• DATA SECTION

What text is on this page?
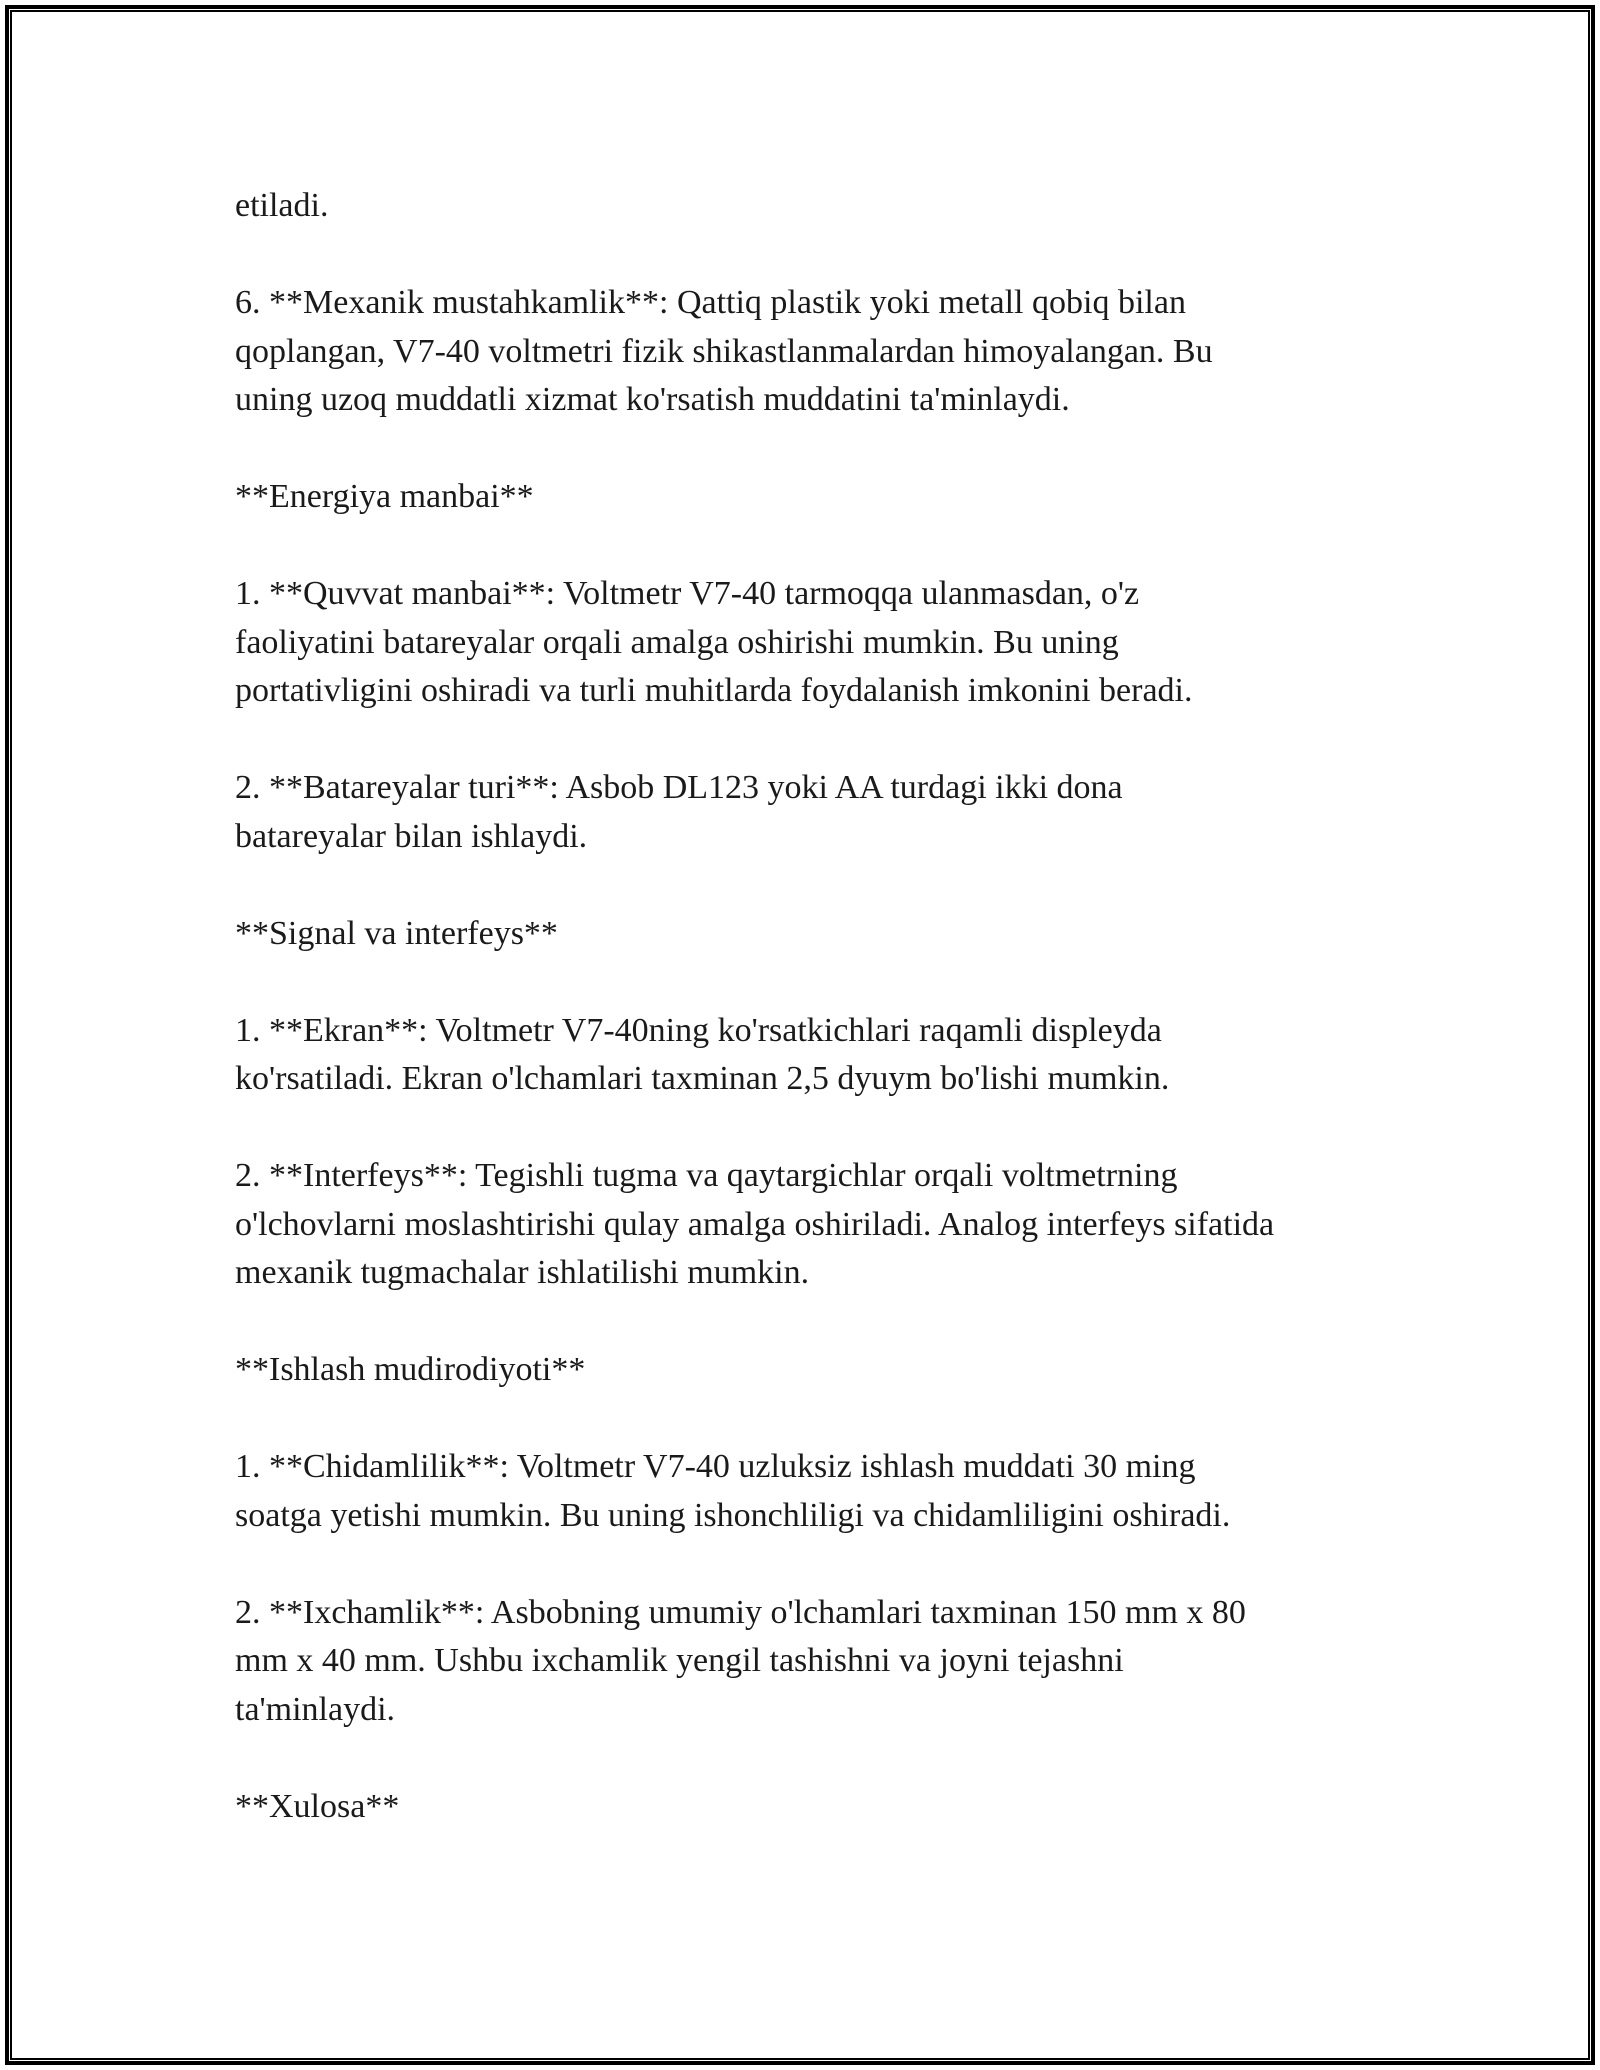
etiladi.

6. **Mexanik mustahkamlik**: Qattiq plastik yoki metall qobiq bilan
qoplangan, V7-40 voltmetri fizik shikastlanmalardan himoyalangan. Bu
uning uzoq muddatli xizmat ko'rsatish muddatini ta'minlaydi.

**Energiya manbai**

1. **Quvvat manbai**: Voltmetr V7-40 tarmoqqa ulanmasdan, o'z
faoliyatini batareyalar orqali amalga oshirishi mumkin. Bu uning
portativligini oshiradi va turli muhitlarda foydalanish imkonini beradi.

2. **Batareyalar turi**: Asbob DL123 yoki AA turdagi ikki dona
batareyalar bilan ishlaydi.

**Signal va interfeys**

1. **Ekran**: Voltmetr V7-40ning ko'rsatkichlari raqamli displeyda
ko'rsatiladi. Ekran o'lchamlari taxminan 2,5 dyuym bo'lishi mumkin.

2. **Interfeys**: Tegishli tugma va qaytargichlar orqali voltmetrning
o'lchovlarni moslashtirishi qulay amalga oshiriladi. Analog interfeys sifatida
mexanik tugmachalar ishlatilishi mumkin.

**Ishlash mudirodiyoti**

1. **Chidamlilik**: Voltmetr V7-40 uzluksiz ishlash muddati 30 ming
soatga yetishi mumkin. Bu uning ishonchliligi va chidamliligini oshiradi.

2. **Ixchamlik**: Asbobning umumiy o'lchamlari taxminan 150 mm x 80
mm x 40 mm. Ushbu ixchamlik yengil tashishni va joyni tejashni
ta'minlaydi.

**Xulosa**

• GIVEN EXERCISE
Give only the number of lines in the records that contain the string "minlaydi".

• FULL SOLUTION
2